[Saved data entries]
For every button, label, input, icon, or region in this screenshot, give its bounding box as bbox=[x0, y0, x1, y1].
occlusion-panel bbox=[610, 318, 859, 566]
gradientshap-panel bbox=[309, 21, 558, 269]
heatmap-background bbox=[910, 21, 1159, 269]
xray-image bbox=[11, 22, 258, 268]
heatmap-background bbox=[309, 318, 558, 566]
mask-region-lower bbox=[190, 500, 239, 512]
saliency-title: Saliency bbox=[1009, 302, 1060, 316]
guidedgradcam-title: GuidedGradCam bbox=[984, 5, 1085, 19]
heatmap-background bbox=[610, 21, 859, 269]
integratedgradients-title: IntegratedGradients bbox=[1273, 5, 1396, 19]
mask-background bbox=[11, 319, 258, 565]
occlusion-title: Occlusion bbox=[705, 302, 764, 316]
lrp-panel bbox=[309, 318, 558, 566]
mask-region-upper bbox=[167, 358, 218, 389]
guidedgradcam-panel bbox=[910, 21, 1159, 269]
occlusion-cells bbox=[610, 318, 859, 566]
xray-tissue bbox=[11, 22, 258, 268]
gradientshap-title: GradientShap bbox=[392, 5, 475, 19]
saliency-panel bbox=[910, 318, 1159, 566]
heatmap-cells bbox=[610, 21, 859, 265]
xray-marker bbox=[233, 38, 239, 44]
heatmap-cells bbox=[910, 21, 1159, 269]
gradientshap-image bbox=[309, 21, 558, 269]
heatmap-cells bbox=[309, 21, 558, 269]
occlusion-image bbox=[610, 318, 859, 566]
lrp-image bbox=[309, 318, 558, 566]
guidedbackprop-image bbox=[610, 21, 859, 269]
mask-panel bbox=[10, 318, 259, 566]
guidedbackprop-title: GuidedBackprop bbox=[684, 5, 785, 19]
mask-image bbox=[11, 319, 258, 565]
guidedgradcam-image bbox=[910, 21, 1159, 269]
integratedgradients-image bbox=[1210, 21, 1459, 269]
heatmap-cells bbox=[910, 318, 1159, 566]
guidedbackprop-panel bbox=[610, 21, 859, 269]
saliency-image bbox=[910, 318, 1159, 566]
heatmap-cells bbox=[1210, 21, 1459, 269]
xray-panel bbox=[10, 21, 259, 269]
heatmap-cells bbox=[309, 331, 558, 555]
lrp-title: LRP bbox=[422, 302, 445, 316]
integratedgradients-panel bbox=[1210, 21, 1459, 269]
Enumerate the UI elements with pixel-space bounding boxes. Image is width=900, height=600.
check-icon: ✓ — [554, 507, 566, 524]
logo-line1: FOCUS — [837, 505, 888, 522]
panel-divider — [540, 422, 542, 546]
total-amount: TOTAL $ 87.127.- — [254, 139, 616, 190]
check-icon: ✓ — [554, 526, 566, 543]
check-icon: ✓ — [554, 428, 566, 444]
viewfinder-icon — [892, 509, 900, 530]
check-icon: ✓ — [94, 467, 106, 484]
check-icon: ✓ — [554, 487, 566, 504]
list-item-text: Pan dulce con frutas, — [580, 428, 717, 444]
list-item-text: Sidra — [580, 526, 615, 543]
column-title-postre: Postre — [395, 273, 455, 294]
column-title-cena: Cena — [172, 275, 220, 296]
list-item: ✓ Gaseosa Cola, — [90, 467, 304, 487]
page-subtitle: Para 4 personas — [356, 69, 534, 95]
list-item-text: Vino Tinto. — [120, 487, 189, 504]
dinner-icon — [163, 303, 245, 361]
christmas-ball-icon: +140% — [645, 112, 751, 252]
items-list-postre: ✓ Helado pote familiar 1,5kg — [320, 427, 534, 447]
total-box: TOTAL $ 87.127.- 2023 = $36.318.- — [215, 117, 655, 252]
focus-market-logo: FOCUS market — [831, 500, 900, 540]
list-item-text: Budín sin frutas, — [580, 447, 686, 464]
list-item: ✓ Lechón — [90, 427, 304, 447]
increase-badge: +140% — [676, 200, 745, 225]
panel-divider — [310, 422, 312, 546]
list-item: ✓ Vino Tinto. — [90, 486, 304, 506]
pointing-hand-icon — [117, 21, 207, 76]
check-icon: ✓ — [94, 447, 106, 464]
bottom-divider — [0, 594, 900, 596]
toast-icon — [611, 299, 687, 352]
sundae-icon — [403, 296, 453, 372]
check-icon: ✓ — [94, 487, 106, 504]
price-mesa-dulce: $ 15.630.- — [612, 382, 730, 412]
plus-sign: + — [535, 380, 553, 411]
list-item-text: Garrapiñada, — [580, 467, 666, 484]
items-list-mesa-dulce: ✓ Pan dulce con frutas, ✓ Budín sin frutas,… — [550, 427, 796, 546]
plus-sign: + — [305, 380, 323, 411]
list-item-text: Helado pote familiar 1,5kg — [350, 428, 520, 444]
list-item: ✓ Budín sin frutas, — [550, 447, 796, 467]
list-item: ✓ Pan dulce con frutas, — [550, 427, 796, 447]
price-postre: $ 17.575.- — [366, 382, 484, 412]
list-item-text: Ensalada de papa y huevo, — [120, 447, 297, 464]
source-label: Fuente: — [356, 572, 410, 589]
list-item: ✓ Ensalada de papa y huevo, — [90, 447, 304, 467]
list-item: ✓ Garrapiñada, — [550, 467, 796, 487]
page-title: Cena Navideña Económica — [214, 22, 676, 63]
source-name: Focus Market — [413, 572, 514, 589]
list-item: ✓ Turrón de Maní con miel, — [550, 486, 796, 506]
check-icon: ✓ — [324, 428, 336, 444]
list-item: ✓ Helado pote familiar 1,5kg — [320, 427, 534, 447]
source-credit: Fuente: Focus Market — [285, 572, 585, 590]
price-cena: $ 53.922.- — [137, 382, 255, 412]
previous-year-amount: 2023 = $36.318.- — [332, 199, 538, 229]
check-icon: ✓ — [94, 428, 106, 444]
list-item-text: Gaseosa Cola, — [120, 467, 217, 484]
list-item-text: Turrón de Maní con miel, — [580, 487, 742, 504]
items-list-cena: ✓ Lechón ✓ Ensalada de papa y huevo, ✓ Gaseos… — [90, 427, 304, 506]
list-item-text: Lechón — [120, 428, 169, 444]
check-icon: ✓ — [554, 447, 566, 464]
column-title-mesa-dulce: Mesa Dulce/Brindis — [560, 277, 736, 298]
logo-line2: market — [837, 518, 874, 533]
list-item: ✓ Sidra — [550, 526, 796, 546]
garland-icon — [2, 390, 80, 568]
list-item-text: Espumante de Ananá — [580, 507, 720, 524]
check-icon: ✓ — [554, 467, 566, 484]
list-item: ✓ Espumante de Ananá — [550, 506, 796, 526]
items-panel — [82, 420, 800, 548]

▶ [Set exercise]: Print all of the entries above again, word for word and in their original order.

▶ [Answer to the problem]:
For every button, label, input, icon, or region in this screenshot, give its bounding box as bbox=[x0, y0, x1, y1].
occlusion-panel bbox=[610, 318, 859, 566]
gradientshap-panel bbox=[309, 21, 558, 269]
heatmap-background bbox=[910, 21, 1159, 269]
xray-image bbox=[11, 22, 258, 268]
heatmap-background bbox=[309, 318, 558, 566]
mask-region-lower bbox=[190, 500, 239, 512]
saliency-title: Saliency bbox=[1009, 302, 1060, 316]
guidedgradcam-title: GuidedGradCam bbox=[984, 5, 1085, 19]
heatmap-background bbox=[610, 21, 859, 269]
integratedgradients-title: IntegratedGradients bbox=[1273, 5, 1396, 19]
mask-background bbox=[11, 319, 258, 565]
occlusion-title: Occlusion bbox=[705, 302, 764, 316]
lrp-panel bbox=[309, 318, 558, 566]
mask-region-upper bbox=[167, 358, 218, 389]
guidedgradcam-panel bbox=[910, 21, 1159, 269]
occlusion-cells bbox=[610, 318, 859, 566]
xray-tissue bbox=[11, 22, 258, 268]
gradientshap-title: GradientShap bbox=[392, 5, 475, 19]
saliency-panel bbox=[910, 318, 1159, 566]
heatmap-cells bbox=[610, 21, 859, 265]
xray-marker bbox=[233, 38, 239, 44]
heatmap-cells bbox=[910, 21, 1159, 269]
gradientshap-image bbox=[309, 21, 558, 269]
heatmap-cells bbox=[309, 21, 558, 269]
occlusion-image bbox=[610, 318, 859, 566]
lrp-image bbox=[309, 318, 558, 566]
guidedbackprop-image bbox=[610, 21, 859, 269]
mask-panel bbox=[10, 318, 259, 566]
guidedbackprop-title: GuidedBackprop bbox=[684, 5, 785, 19]
mask-image bbox=[11, 319, 258, 565]
guidedgradcam-image bbox=[910, 21, 1159, 269]
integratedgradients-image bbox=[1210, 21, 1459, 269]
heatmap-cells bbox=[910, 318, 1159, 566]
guidedbackprop-panel bbox=[610, 21, 859, 269]
saliency-image bbox=[910, 318, 1159, 566]
heatmap-cells bbox=[1210, 21, 1459, 269]
xray-panel bbox=[10, 21, 259, 269]
heatmap-cells bbox=[309, 331, 558, 555]
lrp-title: LRP bbox=[422, 302, 445, 316]
integratedgradients-panel bbox=[1210, 21, 1459, 269]
Enumerate the UI elements with pixel-space bounding boxes. Image is width=900, height=600.
check-icon: ✓ — [554, 507, 566, 524]
logo-line1: FOCUS — [837, 505, 888, 522]
panel-divider — [540, 422, 542, 546]
total-amount: TOTAL $ 87.127.- — [254, 139, 616, 190]
check-icon: ✓ — [554, 526, 566, 543]
check-icon: ✓ — [554, 428, 566, 444]
viewfinder-icon — [892, 509, 900, 530]
check-icon: ✓ — [94, 467, 106, 484]
check-icon: ✓ — [554, 487, 566, 504]
list-item-text: Pan dulce con frutas, — [580, 428, 717, 444]
list-item-text: Sidra — [580, 526, 615, 543]
column-title-postre: Postre — [395, 273, 455, 294]
column-title-cena: Cena — [172, 275, 220, 296]
list-item: ✓ Gaseosa Cola, — [90, 467, 304, 487]
page-subtitle: Para 4 personas — [356, 69, 534, 95]
list-item-text: Vino Tinto. — [120, 487, 189, 504]
dinner-icon — [163, 303, 245, 361]
christmas-ball-icon: +140% — [645, 112, 751, 252]
items-list-postre: ✓ Helado pote familiar 1,5kg — [320, 427, 534, 447]
total-box: TOTAL $ 87.127.- 2023 = $36.318.- — [215, 117, 655, 252]
focus-market-logo: FOCUS market — [831, 500, 900, 540]
list-item-text: Budín sin frutas, — [580, 447, 686, 464]
list-item: ✓ Lechón — [90, 427, 304, 447]
increase-badge: +140% — [676, 200, 745, 225]
panel-divider — [310, 422, 312, 546]
list-item: ✓ Vino Tinto. — [90, 486, 304, 506]
pointing-hand-icon — [117, 21, 207, 76]
check-icon: ✓ — [94, 447, 106, 464]
bottom-divider — [0, 594, 900, 596]
toast-icon — [611, 299, 687, 352]
sundae-icon — [403, 296, 453, 372]
check-icon: ✓ — [94, 487, 106, 504]
price-mesa-dulce: $ 15.630.- — [612, 382, 730, 412]
plus-sign: + — [535, 380, 553, 411]
list-item-text: Garrapiñada, — [580, 467, 666, 484]
items-list-mesa-dulce: ✓ Pan dulce con frutas, ✓ Budín sin frutas,… — [550, 427, 796, 546]
plus-sign: + — [305, 380, 323, 411]
list-item-text: Helado pote familiar 1,5kg — [350, 428, 520, 444]
list-item: ✓ Budín sin frutas, — [550, 447, 796, 467]
list-item: ✓ Pan dulce con frutas, — [550, 427, 796, 447]
price-postre: $ 17.575.- — [366, 382, 484, 412]
list-item-text: Ensalada de papa y huevo, — [120, 447, 297, 464]
source-label: Fuente: — [356, 572, 410, 589]
list-item: ✓ Ensalada de papa y huevo, — [90, 447, 304, 467]
list-item: ✓ Garrapiñada, — [550, 467, 796, 487]
page-title: Cena Navideña Económica — [214, 22, 676, 63]
source-name: Focus Market — [413, 572, 514, 589]
list-item: ✓ Turrón de Maní con miel, — [550, 486, 796, 506]
check-icon: ✓ — [324, 428, 336, 444]
list-item: ✓ Helado pote familiar 1,5kg — [320, 427, 534, 447]
source-credit: Fuente: Focus Market — [285, 572, 585, 590]
price-cena: $ 53.922.- — [137, 382, 255, 412]
previous-year-amount: 2023 = $36.318.- — [332, 199, 538, 229]
check-icon: ✓ — [94, 428, 106, 444]
list-item-text: Gaseosa Cola, — [120, 467, 217, 484]
list-item-text: Turrón de Maní con miel, — [580, 487, 742, 504]
items-list-cena: ✓ Lechón ✓ Ensalada de papa y huevo, ✓ Gaseos… — [90, 427, 304, 506]
list-item-text: Lechón — [120, 428, 169, 444]
check-icon: ✓ — [554, 447, 566, 464]
column-title-mesa-dulce: Mesa Dulce/Brindis — [560, 277, 736, 298]
logo-line2: market — [837, 518, 874, 533]
list-item: ✓ Sidra — [550, 526, 796, 546]
garland-icon — [2, 390, 80, 568]
list-item-text: Espumante de Ananá — [580, 507, 720, 524]
check-icon: ✓ — [554, 467, 566, 484]
list-item: ✓ Espumante de Ananá — [550, 506, 796, 526]
items-panel — [82, 420, 800, 548]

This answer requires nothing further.